Please copy out every one of the records below line for line, without changing anything.

(Element and region data)
/---

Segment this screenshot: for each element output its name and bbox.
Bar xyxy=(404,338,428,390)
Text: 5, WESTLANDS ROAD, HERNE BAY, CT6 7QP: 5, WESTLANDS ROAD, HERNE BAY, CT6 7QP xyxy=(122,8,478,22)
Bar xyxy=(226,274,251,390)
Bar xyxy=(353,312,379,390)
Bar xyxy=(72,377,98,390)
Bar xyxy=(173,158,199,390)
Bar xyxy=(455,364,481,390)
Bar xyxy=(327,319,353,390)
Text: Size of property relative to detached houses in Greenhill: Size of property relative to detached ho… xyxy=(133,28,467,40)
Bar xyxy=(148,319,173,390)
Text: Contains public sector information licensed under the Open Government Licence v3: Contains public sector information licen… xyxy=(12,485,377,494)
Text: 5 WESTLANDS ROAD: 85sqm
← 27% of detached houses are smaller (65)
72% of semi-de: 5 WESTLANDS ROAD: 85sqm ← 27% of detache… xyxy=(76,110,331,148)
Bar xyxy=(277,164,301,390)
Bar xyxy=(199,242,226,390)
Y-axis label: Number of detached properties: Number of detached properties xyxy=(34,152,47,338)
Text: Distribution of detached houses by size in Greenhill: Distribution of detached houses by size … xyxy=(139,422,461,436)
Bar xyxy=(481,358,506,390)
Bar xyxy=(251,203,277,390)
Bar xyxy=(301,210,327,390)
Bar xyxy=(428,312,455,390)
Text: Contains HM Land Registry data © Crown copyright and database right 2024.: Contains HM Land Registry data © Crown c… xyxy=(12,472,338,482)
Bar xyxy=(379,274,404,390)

\---

▶ [The result]:
Segment this screenshot: for each element output its name and bbox.
Bar xyxy=(404,338,428,390)
Text: 5, WESTLANDS ROAD, HERNE BAY, CT6 7QP: 5, WESTLANDS ROAD, HERNE BAY, CT6 7QP xyxy=(122,8,478,22)
Bar xyxy=(226,274,251,390)
Bar xyxy=(353,312,379,390)
Bar xyxy=(72,377,98,390)
Bar xyxy=(173,158,199,390)
Bar xyxy=(455,364,481,390)
Bar xyxy=(327,319,353,390)
Text: Size of property relative to detached houses in Greenhill: Size of property relative to detached ho… xyxy=(133,28,467,40)
Bar xyxy=(148,319,173,390)
Text: Contains public sector information licensed under the Open Government Licence v3: Contains public sector information licen… xyxy=(12,485,377,494)
Text: 5 WESTLANDS ROAD: 85sqm
← 27% of detached houses are smaller (65)
72% of semi-de: 5 WESTLANDS ROAD: 85sqm ← 27% of detache… xyxy=(76,110,331,148)
Bar xyxy=(277,164,301,390)
Bar xyxy=(199,242,226,390)
Y-axis label: Number of detached properties: Number of detached properties xyxy=(34,152,47,338)
Text: Distribution of detached houses by size in Greenhill: Distribution of detached houses by size … xyxy=(139,422,461,436)
Bar xyxy=(481,358,506,390)
Bar xyxy=(251,203,277,390)
Bar xyxy=(301,210,327,390)
Bar xyxy=(428,312,455,390)
Text: Contains HM Land Registry data © Crown copyright and database right 2024.: Contains HM Land Registry data © Crown c… xyxy=(12,472,338,482)
Bar xyxy=(379,274,404,390)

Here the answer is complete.